Task instructions>
Locate each line with the string "JSON" in the listing below and copy it.

Supplied records>
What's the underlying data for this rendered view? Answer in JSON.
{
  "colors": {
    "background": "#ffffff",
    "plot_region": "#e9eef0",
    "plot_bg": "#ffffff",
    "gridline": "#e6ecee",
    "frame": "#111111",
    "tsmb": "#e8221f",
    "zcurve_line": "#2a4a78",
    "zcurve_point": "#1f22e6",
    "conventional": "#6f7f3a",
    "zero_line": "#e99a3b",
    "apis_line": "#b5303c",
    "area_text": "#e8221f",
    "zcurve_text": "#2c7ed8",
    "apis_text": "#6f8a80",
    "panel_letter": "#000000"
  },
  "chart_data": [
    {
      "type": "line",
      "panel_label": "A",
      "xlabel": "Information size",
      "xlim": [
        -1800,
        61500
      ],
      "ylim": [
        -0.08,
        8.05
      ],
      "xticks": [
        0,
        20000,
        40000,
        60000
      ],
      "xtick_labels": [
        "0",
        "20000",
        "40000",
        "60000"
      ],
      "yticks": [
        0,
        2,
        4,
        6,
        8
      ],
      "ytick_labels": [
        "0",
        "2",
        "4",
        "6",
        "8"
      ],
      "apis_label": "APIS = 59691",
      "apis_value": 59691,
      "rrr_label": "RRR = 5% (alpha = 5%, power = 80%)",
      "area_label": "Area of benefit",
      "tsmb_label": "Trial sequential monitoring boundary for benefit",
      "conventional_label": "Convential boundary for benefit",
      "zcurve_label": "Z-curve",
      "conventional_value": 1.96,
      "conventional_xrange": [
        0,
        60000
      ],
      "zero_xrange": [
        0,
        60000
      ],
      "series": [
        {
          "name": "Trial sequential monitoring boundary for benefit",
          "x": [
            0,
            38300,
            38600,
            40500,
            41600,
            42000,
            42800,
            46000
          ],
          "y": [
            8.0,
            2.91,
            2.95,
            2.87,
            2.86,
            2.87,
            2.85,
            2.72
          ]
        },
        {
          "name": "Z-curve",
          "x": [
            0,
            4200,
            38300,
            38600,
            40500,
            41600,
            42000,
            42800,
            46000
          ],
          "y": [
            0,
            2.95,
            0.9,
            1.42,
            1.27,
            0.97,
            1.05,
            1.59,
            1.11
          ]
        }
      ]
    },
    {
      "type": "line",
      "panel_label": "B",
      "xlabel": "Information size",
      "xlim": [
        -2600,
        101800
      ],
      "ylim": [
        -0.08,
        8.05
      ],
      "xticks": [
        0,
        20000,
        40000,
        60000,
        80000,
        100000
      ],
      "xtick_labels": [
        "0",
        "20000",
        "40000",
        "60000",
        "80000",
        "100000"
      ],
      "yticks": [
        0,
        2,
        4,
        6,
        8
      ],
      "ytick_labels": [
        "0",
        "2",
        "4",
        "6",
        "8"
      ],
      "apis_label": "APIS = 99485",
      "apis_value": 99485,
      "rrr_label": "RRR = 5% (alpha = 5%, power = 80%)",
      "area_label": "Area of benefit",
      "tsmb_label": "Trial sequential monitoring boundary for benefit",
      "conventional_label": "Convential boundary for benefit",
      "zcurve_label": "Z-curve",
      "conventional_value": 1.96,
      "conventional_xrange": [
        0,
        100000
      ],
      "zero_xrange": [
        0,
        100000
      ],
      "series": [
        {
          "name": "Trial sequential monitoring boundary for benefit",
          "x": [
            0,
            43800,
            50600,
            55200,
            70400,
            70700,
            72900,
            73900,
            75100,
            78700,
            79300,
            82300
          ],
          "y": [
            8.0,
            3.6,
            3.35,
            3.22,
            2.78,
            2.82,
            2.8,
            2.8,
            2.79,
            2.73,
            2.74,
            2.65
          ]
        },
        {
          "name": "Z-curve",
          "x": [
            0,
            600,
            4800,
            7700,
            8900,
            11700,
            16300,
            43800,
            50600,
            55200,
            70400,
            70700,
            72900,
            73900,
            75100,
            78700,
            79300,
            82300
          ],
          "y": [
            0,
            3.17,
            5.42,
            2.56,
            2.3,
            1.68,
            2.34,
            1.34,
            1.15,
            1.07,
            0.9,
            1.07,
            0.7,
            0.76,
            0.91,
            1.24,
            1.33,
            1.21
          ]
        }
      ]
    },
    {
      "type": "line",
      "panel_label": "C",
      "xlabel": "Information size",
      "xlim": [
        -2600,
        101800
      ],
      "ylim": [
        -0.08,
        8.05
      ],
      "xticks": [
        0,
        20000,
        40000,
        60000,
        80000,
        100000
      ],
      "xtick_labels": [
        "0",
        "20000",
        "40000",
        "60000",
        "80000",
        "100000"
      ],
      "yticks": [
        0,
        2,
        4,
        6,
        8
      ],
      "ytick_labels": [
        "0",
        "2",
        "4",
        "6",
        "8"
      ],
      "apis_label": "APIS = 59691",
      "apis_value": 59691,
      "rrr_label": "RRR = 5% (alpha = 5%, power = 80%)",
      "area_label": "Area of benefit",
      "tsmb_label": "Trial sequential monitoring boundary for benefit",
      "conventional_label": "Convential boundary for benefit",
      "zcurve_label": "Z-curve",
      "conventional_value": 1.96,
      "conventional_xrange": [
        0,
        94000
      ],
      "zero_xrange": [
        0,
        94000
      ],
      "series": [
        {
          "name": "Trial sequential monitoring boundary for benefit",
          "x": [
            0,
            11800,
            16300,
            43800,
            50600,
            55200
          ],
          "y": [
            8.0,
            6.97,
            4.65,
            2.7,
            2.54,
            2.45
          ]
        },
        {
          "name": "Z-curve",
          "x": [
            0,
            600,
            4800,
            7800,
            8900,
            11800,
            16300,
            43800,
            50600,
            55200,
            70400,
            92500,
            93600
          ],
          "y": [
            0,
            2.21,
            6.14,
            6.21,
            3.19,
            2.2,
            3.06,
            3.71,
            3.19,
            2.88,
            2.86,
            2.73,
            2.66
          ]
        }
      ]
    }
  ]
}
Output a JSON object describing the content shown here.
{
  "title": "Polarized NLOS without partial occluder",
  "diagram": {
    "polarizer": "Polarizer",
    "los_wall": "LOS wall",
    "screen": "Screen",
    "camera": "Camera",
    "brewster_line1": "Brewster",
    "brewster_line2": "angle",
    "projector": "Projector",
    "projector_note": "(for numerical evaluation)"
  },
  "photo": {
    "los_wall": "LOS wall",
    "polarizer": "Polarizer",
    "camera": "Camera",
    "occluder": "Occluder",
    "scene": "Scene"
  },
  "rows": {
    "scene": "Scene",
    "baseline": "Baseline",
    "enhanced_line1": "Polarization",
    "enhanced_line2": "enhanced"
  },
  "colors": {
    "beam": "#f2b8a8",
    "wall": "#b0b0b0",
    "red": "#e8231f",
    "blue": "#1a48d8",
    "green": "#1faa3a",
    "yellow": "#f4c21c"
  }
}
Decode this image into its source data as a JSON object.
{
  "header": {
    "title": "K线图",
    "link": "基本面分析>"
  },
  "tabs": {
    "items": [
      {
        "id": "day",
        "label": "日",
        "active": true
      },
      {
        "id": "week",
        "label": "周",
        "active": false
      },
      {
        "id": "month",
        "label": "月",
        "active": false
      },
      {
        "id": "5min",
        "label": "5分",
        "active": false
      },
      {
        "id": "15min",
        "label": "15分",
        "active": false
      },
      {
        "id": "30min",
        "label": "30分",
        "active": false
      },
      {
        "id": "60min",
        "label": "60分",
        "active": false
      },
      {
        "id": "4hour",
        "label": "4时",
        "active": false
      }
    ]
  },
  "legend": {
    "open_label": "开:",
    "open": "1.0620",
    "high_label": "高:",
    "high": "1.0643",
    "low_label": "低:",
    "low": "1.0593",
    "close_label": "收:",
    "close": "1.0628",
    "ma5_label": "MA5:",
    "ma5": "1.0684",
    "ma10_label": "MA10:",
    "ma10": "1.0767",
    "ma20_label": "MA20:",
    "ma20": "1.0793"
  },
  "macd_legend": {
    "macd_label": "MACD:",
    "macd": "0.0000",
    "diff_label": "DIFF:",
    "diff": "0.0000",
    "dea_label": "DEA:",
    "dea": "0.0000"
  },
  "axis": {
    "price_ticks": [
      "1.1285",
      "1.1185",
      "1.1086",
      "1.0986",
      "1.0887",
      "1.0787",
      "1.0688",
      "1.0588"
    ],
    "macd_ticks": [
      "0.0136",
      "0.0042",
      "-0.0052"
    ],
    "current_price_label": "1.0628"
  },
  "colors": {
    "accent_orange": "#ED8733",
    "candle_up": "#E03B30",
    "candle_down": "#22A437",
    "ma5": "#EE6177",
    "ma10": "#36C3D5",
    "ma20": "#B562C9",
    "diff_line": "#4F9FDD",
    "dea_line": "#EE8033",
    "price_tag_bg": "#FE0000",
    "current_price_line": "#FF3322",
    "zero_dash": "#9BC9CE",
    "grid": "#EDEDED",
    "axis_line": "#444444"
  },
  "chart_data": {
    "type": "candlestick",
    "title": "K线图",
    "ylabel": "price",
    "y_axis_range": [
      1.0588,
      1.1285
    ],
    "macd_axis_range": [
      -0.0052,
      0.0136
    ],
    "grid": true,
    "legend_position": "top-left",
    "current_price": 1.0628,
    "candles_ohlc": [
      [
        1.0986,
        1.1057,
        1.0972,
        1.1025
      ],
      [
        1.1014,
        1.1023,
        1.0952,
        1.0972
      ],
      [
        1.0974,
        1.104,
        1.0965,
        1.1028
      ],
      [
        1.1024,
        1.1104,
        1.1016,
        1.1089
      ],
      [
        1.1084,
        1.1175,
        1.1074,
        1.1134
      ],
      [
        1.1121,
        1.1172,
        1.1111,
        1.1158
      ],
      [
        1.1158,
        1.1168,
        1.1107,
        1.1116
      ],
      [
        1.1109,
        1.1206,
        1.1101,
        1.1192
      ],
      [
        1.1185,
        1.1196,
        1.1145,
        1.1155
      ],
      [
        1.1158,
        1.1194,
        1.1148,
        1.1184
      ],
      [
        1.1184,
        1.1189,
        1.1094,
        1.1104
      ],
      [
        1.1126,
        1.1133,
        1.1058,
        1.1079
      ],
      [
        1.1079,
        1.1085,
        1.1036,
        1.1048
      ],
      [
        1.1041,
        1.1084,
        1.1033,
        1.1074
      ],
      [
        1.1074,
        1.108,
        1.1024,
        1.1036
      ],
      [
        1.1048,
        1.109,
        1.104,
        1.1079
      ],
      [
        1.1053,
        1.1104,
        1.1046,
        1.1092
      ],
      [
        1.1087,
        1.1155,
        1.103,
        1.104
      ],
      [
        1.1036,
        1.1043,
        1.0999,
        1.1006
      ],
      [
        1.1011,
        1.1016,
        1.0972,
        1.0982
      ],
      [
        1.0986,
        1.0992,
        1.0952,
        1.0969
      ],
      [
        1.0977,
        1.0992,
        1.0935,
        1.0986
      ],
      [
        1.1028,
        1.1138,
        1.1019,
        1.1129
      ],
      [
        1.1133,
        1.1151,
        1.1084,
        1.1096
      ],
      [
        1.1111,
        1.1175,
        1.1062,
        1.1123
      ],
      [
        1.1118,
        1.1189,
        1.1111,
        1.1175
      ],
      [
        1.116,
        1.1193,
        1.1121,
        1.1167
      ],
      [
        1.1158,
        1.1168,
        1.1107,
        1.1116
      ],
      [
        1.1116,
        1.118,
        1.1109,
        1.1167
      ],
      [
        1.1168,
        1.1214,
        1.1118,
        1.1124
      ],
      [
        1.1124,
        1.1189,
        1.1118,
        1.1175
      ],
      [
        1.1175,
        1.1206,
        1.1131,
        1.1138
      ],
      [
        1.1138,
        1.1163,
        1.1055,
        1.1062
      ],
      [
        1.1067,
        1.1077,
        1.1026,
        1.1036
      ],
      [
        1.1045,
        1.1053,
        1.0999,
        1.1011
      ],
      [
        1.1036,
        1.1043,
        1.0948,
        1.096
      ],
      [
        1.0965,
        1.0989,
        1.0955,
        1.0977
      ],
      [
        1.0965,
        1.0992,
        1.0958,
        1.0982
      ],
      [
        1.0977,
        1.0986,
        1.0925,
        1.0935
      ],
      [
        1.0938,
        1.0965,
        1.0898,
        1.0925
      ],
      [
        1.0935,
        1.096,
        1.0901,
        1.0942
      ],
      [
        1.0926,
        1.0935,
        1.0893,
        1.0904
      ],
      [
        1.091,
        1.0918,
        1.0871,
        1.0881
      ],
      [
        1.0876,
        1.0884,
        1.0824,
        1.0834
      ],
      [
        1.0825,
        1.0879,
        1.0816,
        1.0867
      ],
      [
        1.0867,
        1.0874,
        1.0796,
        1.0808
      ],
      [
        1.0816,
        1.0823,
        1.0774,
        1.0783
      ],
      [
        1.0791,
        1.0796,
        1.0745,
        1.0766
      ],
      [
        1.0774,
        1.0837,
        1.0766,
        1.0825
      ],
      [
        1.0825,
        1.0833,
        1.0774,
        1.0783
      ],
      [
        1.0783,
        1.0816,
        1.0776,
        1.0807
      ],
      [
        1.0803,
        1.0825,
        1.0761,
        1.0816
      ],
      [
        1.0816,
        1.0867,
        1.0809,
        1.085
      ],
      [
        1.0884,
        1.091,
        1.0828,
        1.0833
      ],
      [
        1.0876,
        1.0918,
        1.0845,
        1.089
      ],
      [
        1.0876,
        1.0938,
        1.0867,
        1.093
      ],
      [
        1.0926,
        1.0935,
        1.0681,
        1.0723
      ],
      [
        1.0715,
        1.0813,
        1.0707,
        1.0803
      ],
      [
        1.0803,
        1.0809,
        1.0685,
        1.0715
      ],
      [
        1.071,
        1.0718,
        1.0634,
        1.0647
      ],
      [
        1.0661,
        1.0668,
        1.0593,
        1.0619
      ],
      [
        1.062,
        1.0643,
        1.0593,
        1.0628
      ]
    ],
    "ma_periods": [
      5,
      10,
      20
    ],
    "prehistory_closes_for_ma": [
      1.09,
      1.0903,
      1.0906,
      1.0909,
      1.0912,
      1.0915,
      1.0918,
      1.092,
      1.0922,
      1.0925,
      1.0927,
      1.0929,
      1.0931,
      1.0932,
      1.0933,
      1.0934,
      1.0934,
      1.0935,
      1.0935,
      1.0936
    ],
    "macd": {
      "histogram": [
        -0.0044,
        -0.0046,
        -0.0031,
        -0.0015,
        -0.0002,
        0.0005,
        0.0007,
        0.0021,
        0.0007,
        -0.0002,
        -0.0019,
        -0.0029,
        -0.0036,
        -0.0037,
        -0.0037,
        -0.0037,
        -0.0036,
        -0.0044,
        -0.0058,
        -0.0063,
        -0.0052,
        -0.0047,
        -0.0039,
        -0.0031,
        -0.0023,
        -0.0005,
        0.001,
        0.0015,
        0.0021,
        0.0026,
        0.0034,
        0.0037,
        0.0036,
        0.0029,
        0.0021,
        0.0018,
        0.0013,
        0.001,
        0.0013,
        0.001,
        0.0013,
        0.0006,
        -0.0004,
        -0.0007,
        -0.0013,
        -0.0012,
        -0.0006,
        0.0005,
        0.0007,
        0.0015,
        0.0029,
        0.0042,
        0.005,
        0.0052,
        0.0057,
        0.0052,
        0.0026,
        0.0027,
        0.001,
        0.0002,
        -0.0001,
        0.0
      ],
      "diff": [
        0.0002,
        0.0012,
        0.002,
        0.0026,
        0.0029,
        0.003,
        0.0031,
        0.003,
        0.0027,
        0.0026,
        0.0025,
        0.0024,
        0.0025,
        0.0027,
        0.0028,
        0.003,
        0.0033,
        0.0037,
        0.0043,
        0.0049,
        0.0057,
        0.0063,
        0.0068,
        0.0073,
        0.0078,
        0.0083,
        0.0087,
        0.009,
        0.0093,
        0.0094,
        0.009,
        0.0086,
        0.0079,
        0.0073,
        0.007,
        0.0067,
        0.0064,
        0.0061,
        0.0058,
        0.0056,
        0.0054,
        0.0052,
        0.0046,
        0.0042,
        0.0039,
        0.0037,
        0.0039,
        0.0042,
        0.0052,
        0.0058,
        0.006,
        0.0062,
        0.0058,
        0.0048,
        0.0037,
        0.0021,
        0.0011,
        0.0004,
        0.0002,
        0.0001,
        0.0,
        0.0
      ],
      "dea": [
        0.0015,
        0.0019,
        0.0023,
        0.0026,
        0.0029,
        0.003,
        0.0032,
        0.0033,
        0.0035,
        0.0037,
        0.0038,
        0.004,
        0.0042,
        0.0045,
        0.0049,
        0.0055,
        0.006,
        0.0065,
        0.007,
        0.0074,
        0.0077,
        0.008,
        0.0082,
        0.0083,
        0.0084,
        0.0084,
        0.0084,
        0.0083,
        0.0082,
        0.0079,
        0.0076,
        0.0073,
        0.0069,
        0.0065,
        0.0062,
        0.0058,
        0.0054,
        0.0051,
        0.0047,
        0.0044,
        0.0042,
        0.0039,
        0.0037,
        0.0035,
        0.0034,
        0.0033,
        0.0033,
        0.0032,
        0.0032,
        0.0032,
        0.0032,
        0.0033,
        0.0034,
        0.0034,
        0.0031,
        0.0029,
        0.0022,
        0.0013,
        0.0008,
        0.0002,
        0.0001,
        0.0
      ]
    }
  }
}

Response below>
What's the underlying data for this rendered view? Answer in JSON.
Output a JSON object describing the content shown here.
Decode this image into its source data as a JSON object.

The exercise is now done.